Given data:
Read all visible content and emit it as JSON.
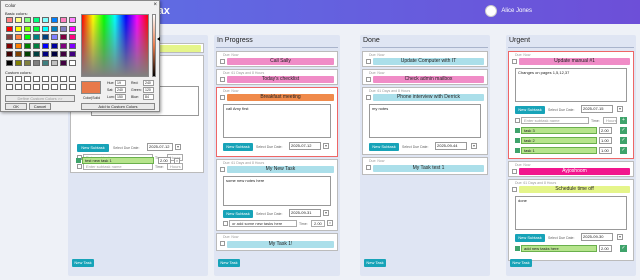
{
  "app": {
    "title": "tax",
    "user": "Alice Jones"
  },
  "lanes": [
    {
      "name": "In Progress",
      "new_task": "New Task"
    },
    {
      "name": "Done",
      "new_task": "New Task"
    },
    {
      "name": "Urgent",
      "new_task": "New Task"
    }
  ],
  "first_lane": {
    "new_task": "New Task"
  },
  "cards": {
    "c1": {
      "due": "Due: Now",
      "title": "Call Sally"
    },
    "c2": {
      "due": "Due: 61 Days and 8 Hours",
      "title": "Today's checklist"
    },
    "c3": {
      "due": "Due: Now",
      "title": "Breakfast meeting",
      "note": "call Amy first",
      "btn": "New Subtask",
      "lbl": "Select Due Date:",
      "date": "2025-07-12"
    },
    "c4": {
      "due": "Due: 61 Days and 8 Hours",
      "title": "My New Task",
      "note": "some new notes here",
      "btn": "New Subtask",
      "lbl": "Select Due Date:",
      "date": "2025-09-31",
      "sub": "or add some new tasks here",
      "time": "Time:",
      "time_val": "2.00"
    },
    "c5": {
      "due": "Due: Now",
      "title": "My Task 1!"
    },
    "d1": {
      "due": "Due: Now",
      "title": "Update Computer with IT"
    },
    "d2": {
      "due": "Due: Now",
      "title": "Check admin mailbox"
    },
    "d3": {
      "due": "Due: 61 Days and 8 Hours",
      "title": "Phone interview with Derrick",
      "note": "my notes",
      "btn": "New Subtask",
      "lbl": "Select Due Date:",
      "date": "2025-09-44"
    },
    "d4": {
      "due": "Due: Now",
      "title": "My Task test 1"
    },
    "u1": {
      "due": "Due: Now",
      "title": "Update manual #1",
      "note": "Changes on pages 1,5,12,37",
      "btn": "New Subtask",
      "lbl": "Select Due Date:",
      "date": "2025-07-15",
      "sub_ph": "Enter subtask name",
      "time": "Time:",
      "time_ph": "Hours",
      "subs": [
        "task 3",
        "task 2",
        "task 1"
      ],
      "sub_vals": [
        "2.00",
        "1.00",
        "1.00"
      ]
    },
    "u2": {
      "due": "Due: Now",
      "title": "Ayjoshoom"
    },
    "u3": {
      "due": "Due: 61 Days and 8 Hours",
      "title": "Schedule time off",
      "note": "done",
      "btn": "New Subtask",
      "lbl": "Select Due Date:",
      "date": "2025-09-30",
      "sub": "add new tasks here",
      "sub_val": "2.00"
    }
  },
  "leftcard": {
    "btn": "New Subtask",
    "lbl": "Select Due Date:",
    "date": "2025-07-12",
    "sub_ph": "Enter subtask name",
    "time": "Time:",
    "time_ph": "Hours",
    "sub_ph2": "Enter subtask name",
    "sub": "test new task 1",
    "sub_val": "2.00"
  },
  "color_dialog": {
    "title": "Color",
    "basic": "Basic colors:",
    "custom": "Custom colors:",
    "define": "Define Custom Colors >>",
    "ok": "OK",
    "cancel": "Cancel",
    "color_solid": "Color|Solid",
    "add": "Add to Custom Colors",
    "hue_lbl": "Hue:",
    "hue": "19",
    "sat_lbl": "Sat:",
    "sat": "240",
    "lum_lbl": "Lum:",
    "lum": "150",
    "red_lbl": "Red:",
    "red": "240",
    "green_lbl": "Green:",
    "green": "120",
    "blue_lbl": "Blue:",
    "blue": "84",
    "swatches": [
      "#ff8080",
      "#ffff80",
      "#80ff80",
      "#00ff80",
      "#80ffff",
      "#0080ff",
      "#ff80c0",
      "#ff80ff",
      "#ff0000",
      "#ffff00",
      "#80ff00",
      "#00ff40",
      "#00ffff",
      "#0080c0",
      "#8080c0",
      "#ff00ff",
      "#804040",
      "#ff8040",
      "#00ff00",
      "#008080",
      "#004080",
      "#8080ff",
      "#800040",
      "#ff0080",
      "#800000",
      "#ff8000",
      "#008000",
      "#008040",
      "#0000ff",
      "#0000a0",
      "#800080",
      "#8000ff",
      "#400000",
      "#804000",
      "#004000",
      "#004040",
      "#000080",
      "#000040",
      "#400040",
      "#400080",
      "#000000",
      "#808000",
      "#808040",
      "#808080",
      "#408080",
      "#c0c0c0",
      "#400040",
      "#ffffff"
    ]
  }
}
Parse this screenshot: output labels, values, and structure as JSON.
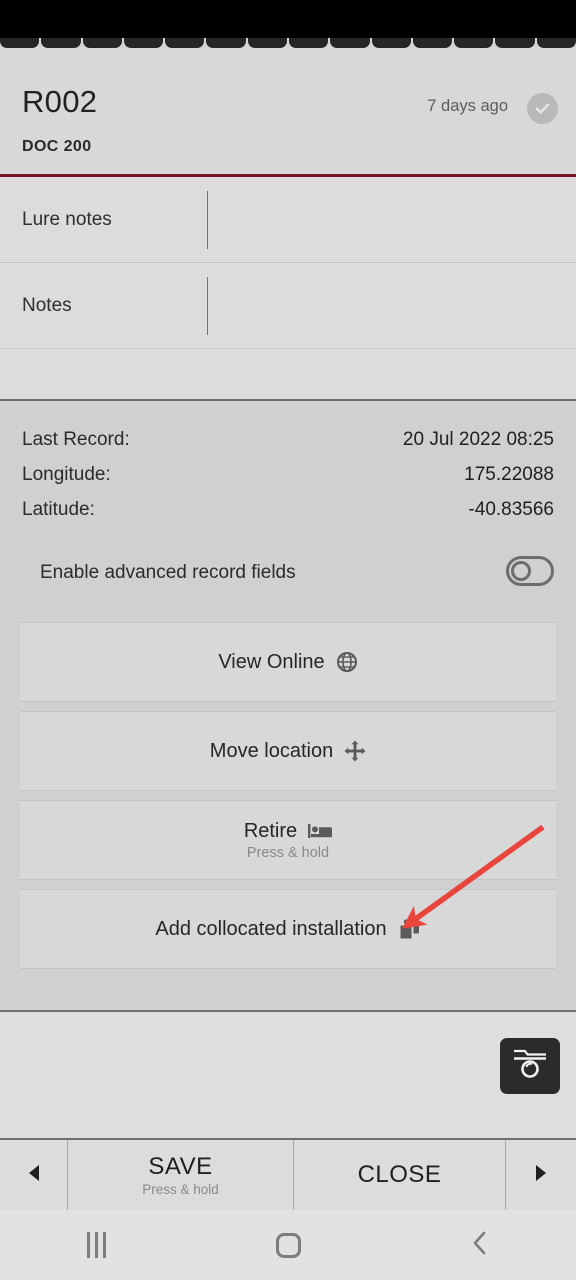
{
  "header": {
    "record_id": "R002",
    "record_code": "DOC 200",
    "age_label": "7 days ago",
    "status_icon": "check-circle-icon",
    "accent_color": "#7d1127"
  },
  "tabstrip": {
    "segment_count": 14,
    "active_index": 2,
    "marker_icon": "triangle-up-icon"
  },
  "notes": [
    {
      "label": "Lure notes",
      "value": "",
      "placeholder": ""
    },
    {
      "label": "Notes",
      "value": "",
      "placeholder": ""
    }
  ],
  "details": [
    {
      "key": "Last Record:",
      "value": "20 Jul 2022 08:25"
    },
    {
      "key": "Longitude:",
      "value": "175.22088"
    },
    {
      "key": "Latitude:",
      "value": "-40.83566"
    }
  ],
  "advanced_toggle": {
    "label": "Enable advanced record fields",
    "state": "off"
  },
  "actions": [
    {
      "label": "View Online",
      "sub": "",
      "icon": "globe-icon"
    },
    {
      "label": "Move location",
      "sub": "",
      "icon": "move-arrows-icon"
    },
    {
      "label": "Retire",
      "sub": "Press & hold",
      "icon": "bed-icon"
    },
    {
      "label": "Add collocated installation",
      "sub": "",
      "icon": "copy-icon"
    }
  ],
  "camera": {
    "icon": "camera-icon"
  },
  "bottombar": {
    "prev_icon": "triangle-left-icon",
    "save_label": "SAVE",
    "save_sub": "Press & hold",
    "close_label": "CLOSE",
    "next_icon": "triangle-right-icon"
  },
  "navbar": {
    "recents_icon": "recents-icon",
    "home_icon": "home-icon",
    "back_icon": "back-chevron-icon"
  },
  "annotation": {
    "type": "arrow",
    "color": "#e8453c",
    "points_at": "Add collocated installation"
  }
}
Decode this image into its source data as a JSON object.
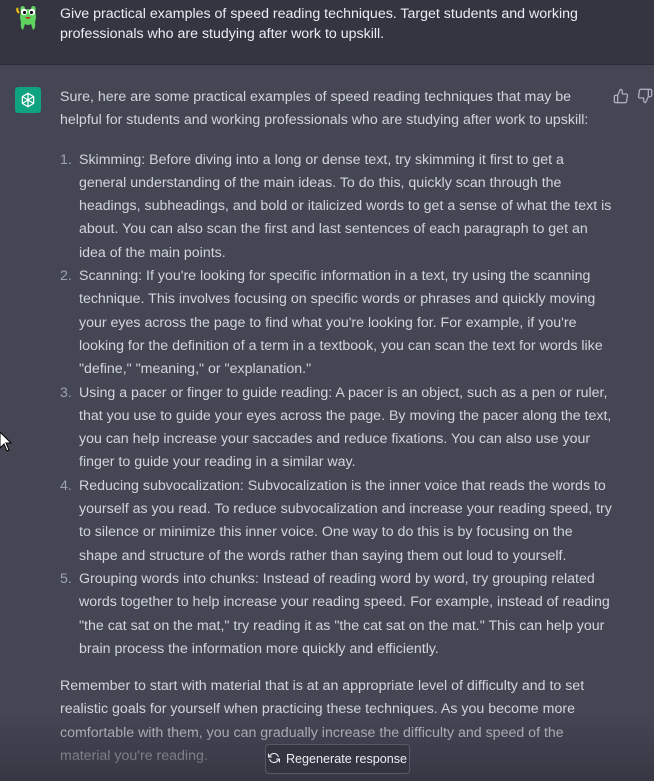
{
  "user_message": {
    "avatar_icon": "user-avatar-icon",
    "text": "Give practical examples of speed reading techniques. Target students and working professionals who are studying after work to upskill."
  },
  "assistant_message": {
    "avatar_icon": "openai-logo-icon",
    "intro": "Sure, here are some practical examples of speed reading techniques that may be helpful for students and working professionals who are studying after work to upskill:",
    "items": [
      {
        "num": "1.",
        "text": "Skimming: Before diving into a long or dense text, try skimming it first to get a general understanding of the main ideas. To do this, quickly scan through the headings, subheadings, and bold or italicized words to get a sense of what the text is about. You can also scan the first and last sentences of each paragraph to get an idea of the main points."
      },
      {
        "num": "2.",
        "text": "Scanning: If you're looking for specific information in a text, try using the scanning technique. This involves focusing on specific words or phrases and quickly moving your eyes across the page to find what you're looking for. For example, if you're looking for the definition of a term in a textbook, you can scan the text for words like \"define,\" \"meaning,\" or \"explanation.\""
      },
      {
        "num": "3.",
        "text": "Using a pacer or finger to guide reading: A pacer is an object, such as a pen or ruler, that you use to guide your eyes across the page. By moving the pacer along the text, you can help increase your saccades and reduce fixations. You can also use your finger to guide your reading in a similar way."
      },
      {
        "num": "4.",
        "text": "Reducing subvocalization: Subvocalization is the inner voice that reads the words to yourself as you read. To reduce subvocalization and increase your reading speed, try to silence or minimize this inner voice. One way to do this is by focusing on the shape and structure of the words rather than saying them out loud to yourself."
      },
      {
        "num": "5.",
        "text": "Grouping words into chunks: Instead of reading word by word, try grouping related words together to help increase your reading speed. For example, instead of reading \"the cat sat on the mat,\" try reading it as \"the cat sat on the mat.\" This can help your brain process the information more quickly and efficiently."
      }
    ],
    "outro": "Remember to start with material that is at an appropriate level of difficulty and to set realistic goals for yourself when practicing these techniques. As you become more comfortable with them, you can gradually increase the difficulty and speed of the material you're reading."
  },
  "controls": {
    "thumbs_up_icon": "thumbs-up-icon",
    "thumbs_down_icon": "thumbs-down-icon",
    "regenerate_label": "Regenerate response",
    "regenerate_icon": "refresh-icon"
  },
  "colors": {
    "user_bg": "#343541",
    "assistant_bg": "#444654",
    "accent": "#10a37f",
    "text": "#d1d5db"
  }
}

Brief:
Tally the lines above containing "working". Answer with the count only.

Response:
2